> SOURCE MATERIAL
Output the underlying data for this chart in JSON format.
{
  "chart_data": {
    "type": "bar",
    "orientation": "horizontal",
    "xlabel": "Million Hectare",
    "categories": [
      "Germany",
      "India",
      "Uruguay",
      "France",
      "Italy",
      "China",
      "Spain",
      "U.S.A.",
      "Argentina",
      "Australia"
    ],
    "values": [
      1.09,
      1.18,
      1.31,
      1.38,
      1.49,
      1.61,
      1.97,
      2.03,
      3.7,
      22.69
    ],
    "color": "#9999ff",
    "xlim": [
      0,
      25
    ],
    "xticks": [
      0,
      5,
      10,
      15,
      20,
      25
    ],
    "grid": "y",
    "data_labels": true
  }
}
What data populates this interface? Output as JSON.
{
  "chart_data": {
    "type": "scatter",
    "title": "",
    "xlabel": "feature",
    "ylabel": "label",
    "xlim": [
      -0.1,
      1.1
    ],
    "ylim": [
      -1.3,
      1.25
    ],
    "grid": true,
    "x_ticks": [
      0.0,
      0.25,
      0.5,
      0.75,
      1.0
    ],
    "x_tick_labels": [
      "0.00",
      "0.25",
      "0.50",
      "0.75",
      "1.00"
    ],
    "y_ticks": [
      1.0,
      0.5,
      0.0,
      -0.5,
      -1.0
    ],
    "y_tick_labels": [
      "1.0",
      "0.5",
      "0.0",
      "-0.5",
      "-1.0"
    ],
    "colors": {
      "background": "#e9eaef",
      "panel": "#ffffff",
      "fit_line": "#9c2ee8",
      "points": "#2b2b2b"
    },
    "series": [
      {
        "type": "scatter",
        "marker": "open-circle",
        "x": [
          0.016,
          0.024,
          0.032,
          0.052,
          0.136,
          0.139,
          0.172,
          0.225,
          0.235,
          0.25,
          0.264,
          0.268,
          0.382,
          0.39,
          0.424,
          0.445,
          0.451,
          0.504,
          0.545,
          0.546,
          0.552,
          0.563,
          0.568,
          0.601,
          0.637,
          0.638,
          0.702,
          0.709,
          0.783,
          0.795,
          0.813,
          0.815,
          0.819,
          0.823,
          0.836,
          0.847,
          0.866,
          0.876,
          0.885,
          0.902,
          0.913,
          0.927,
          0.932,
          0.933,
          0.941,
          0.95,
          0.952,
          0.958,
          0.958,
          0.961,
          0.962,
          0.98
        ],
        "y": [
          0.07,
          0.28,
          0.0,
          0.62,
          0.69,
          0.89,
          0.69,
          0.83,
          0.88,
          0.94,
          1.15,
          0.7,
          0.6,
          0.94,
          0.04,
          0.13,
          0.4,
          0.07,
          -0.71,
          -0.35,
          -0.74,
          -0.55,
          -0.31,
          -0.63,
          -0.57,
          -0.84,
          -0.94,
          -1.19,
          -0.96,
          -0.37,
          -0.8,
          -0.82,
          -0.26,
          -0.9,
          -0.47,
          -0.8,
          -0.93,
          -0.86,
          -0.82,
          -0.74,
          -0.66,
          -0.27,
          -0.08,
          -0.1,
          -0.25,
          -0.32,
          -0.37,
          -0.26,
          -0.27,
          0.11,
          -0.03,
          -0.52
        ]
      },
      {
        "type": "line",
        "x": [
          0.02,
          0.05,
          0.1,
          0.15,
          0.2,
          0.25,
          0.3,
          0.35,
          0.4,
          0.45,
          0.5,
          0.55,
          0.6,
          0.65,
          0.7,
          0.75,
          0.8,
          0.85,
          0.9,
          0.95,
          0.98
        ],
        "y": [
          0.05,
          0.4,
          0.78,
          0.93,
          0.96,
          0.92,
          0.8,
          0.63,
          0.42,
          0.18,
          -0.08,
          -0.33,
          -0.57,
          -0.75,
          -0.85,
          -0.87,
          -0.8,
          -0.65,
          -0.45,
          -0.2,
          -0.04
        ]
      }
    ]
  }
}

> SET EXERCISE
Output the lines above verbatim and in full.

> RESULT FOR THIS EXERCISE
Output the underlying data for this chart in JSON format.
{
  "chart_data": {
    "type": "bar",
    "orientation": "horizontal",
    "xlabel": "Million Hectare",
    "categories": [
      "Germany",
      "India",
      "Uruguay",
      "France",
      "Italy",
      "China",
      "Spain",
      "U.S.A.",
      "Argentina",
      "Australia"
    ],
    "values": [
      1.09,
      1.18,
      1.31,
      1.38,
      1.49,
      1.61,
      1.97,
      2.03,
      3.7,
      22.69
    ],
    "color": "#9999ff",
    "xlim": [
      0,
      25
    ],
    "xticks": [
      0,
      5,
      10,
      15,
      20,
      25
    ],
    "grid": "y",
    "data_labels": true
  }
}
What data populates this interface? Output as JSON.
{
  "chart_data": {
    "type": "scatter",
    "title": "",
    "xlabel": "feature",
    "ylabel": "label",
    "xlim": [
      -0.1,
      1.1
    ],
    "ylim": [
      -1.3,
      1.25
    ],
    "grid": true,
    "x_ticks": [
      0.0,
      0.25,
      0.5,
      0.75,
      1.0
    ],
    "x_tick_labels": [
      "0.00",
      "0.25",
      "0.50",
      "0.75",
      "1.00"
    ],
    "y_ticks": [
      1.0,
      0.5,
      0.0,
      -0.5,
      -1.0
    ],
    "y_tick_labels": [
      "1.0",
      "0.5",
      "0.0",
      "-0.5",
      "-1.0"
    ],
    "colors": {
      "background": "#e9eaef",
      "panel": "#ffffff",
      "fit_line": "#9c2ee8",
      "points": "#2b2b2b"
    },
    "series": [
      {
        "type": "scatter",
        "marker": "open-circle",
        "x": [
          0.016,
          0.024,
          0.032,
          0.052,
          0.136,
          0.139,
          0.172,
          0.225,
          0.235,
          0.25,
          0.264,
          0.268,
          0.382,
          0.39,
          0.424,
          0.445,
          0.451,
          0.504,
          0.545,
          0.546,
          0.552,
          0.563,
          0.568,
          0.601,
          0.637,
          0.638,
          0.702,
          0.709,
          0.783,
          0.795,
          0.813,
          0.815,
          0.819,
          0.823,
          0.836,
          0.847,
          0.866,
          0.876,
          0.885,
          0.902,
          0.913,
          0.927,
          0.932,
          0.933,
          0.941,
          0.95,
          0.952,
          0.958,
          0.958,
          0.961,
          0.962,
          0.98
        ],
        "y": [
          0.07,
          0.28,
          0.0,
          0.62,
          0.69,
          0.89,
          0.69,
          0.83,
          0.88,
          0.94,
          1.15,
          0.7,
          0.6,
          0.94,
          0.04,
          0.13,
          0.4,
          0.07,
          -0.71,
          -0.35,
          -0.74,
          -0.55,
          -0.31,
          -0.63,
          -0.57,
          -0.84,
          -0.94,
          -1.19,
          -0.96,
          -0.37,
          -0.8,
          -0.82,
          -0.26,
          -0.9,
          -0.47,
          -0.8,
          -0.93,
          -0.86,
          -0.82,
          -0.74,
          -0.66,
          -0.27,
          -0.08,
          -0.1,
          -0.25,
          -0.32,
          -0.37,
          -0.26,
          -0.27,
          0.11,
          -0.03,
          -0.52
        ]
      },
      {
        "type": "line",
        "x": [
          0.02,
          0.05,
          0.1,
          0.15,
          0.2,
          0.25,
          0.3,
          0.35,
          0.4,
          0.45,
          0.5,
          0.55,
          0.6,
          0.65,
          0.7,
          0.75,
          0.8,
          0.85,
          0.9,
          0.95,
          0.98
        ],
        "y": [
          0.05,
          0.4,
          0.78,
          0.93,
          0.96,
          0.92,
          0.8,
          0.63,
          0.42,
          0.18,
          -0.08,
          -0.33,
          -0.57,
          -0.75,
          -0.85,
          -0.87,
          -0.8,
          -0.65,
          -0.45,
          -0.2,
          -0.04
        ]
      }
    ]
  }
}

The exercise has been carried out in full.